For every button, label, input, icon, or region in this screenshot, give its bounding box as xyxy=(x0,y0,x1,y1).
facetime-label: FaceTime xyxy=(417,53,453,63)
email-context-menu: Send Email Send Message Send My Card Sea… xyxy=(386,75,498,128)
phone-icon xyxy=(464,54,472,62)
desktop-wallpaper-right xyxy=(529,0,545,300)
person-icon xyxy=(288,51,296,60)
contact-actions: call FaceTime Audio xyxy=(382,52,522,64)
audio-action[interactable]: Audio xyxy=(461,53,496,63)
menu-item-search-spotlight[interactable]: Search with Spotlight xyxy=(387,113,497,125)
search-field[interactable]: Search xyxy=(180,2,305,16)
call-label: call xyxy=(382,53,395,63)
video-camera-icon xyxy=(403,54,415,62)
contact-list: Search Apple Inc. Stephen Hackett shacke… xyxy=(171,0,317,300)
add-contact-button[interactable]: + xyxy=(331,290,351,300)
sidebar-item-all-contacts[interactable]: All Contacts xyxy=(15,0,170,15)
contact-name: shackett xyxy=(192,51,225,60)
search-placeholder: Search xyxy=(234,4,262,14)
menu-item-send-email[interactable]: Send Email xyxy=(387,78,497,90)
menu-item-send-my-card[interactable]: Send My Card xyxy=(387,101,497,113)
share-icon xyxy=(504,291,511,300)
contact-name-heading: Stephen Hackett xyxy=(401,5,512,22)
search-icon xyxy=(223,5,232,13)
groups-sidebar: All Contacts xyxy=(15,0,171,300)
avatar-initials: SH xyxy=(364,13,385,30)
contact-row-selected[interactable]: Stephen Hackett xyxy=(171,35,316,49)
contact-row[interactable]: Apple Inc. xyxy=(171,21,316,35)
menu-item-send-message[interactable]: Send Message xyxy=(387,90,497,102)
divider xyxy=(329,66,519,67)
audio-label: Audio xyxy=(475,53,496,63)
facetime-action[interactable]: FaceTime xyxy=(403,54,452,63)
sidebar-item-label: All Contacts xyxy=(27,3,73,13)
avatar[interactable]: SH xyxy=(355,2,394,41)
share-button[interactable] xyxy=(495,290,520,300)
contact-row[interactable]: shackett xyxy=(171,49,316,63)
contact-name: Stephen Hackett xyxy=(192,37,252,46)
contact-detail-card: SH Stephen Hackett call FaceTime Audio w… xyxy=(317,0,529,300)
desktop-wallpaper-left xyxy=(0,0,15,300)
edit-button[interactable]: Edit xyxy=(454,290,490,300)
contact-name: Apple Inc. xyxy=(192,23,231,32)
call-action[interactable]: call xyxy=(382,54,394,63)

————

Objective: Copy every item above word for word, keeping each line in its original order.

Worked answer:
For every button, label, input, icon, or region in this screenshot, give its bounding box as xyxy=(x0,y0,x1,y1).
facetime-label: FaceTime xyxy=(417,53,453,63)
email-context-menu: Send Email Send Message Send My Card Sea… xyxy=(386,75,498,128)
phone-icon xyxy=(464,54,472,62)
desktop-wallpaper-right xyxy=(529,0,545,300)
person-icon xyxy=(288,51,296,60)
contact-actions: call FaceTime Audio xyxy=(382,52,522,64)
audio-action[interactable]: Audio xyxy=(461,53,496,63)
menu-item-search-spotlight[interactable]: Search with Spotlight xyxy=(387,113,497,125)
search-field[interactable]: Search xyxy=(180,2,305,16)
call-label: call xyxy=(382,53,395,63)
video-camera-icon xyxy=(403,54,415,62)
contact-list: Search Apple Inc. Stephen Hackett shacke… xyxy=(171,0,317,300)
add-contact-button[interactable]: + xyxy=(331,290,351,300)
sidebar-item-all-contacts[interactable]: All Contacts xyxy=(15,0,170,15)
contact-name: shackett xyxy=(192,51,225,60)
search-placeholder: Search xyxy=(234,4,262,14)
menu-item-send-email[interactable]: Send Email xyxy=(387,78,497,90)
menu-item-send-my-card[interactable]: Send My Card xyxy=(387,101,497,113)
share-icon xyxy=(504,291,511,300)
contact-name-heading: Stephen Hackett xyxy=(401,5,512,22)
search-icon xyxy=(223,5,232,13)
groups-sidebar: All Contacts xyxy=(15,0,171,300)
avatar-initials: SH xyxy=(364,13,385,30)
contact-row-selected[interactable]: Stephen Hackett xyxy=(171,35,316,49)
contact-row[interactable]: Apple Inc. xyxy=(171,21,316,35)
menu-item-send-message[interactable]: Send Message xyxy=(387,90,497,102)
divider xyxy=(329,66,519,67)
audio-label: Audio xyxy=(475,53,496,63)
facetime-action[interactable]: FaceTime xyxy=(403,54,452,63)
sidebar-item-label: All Contacts xyxy=(27,3,73,13)
avatar[interactable]: SH xyxy=(355,2,394,41)
share-button[interactable] xyxy=(495,290,520,300)
contact-row[interactable]: shackett xyxy=(171,49,316,63)
contact-name: Stephen Hackett xyxy=(192,37,252,46)
contact-detail-card: SH Stephen Hackett call FaceTime Audio w… xyxy=(317,0,529,300)
desktop-wallpaper-left xyxy=(0,0,15,300)
edit-button[interactable]: Edit xyxy=(454,290,490,300)
contact-name: Apple Inc. xyxy=(192,23,231,32)
call-action[interactable]: call xyxy=(382,54,394,63)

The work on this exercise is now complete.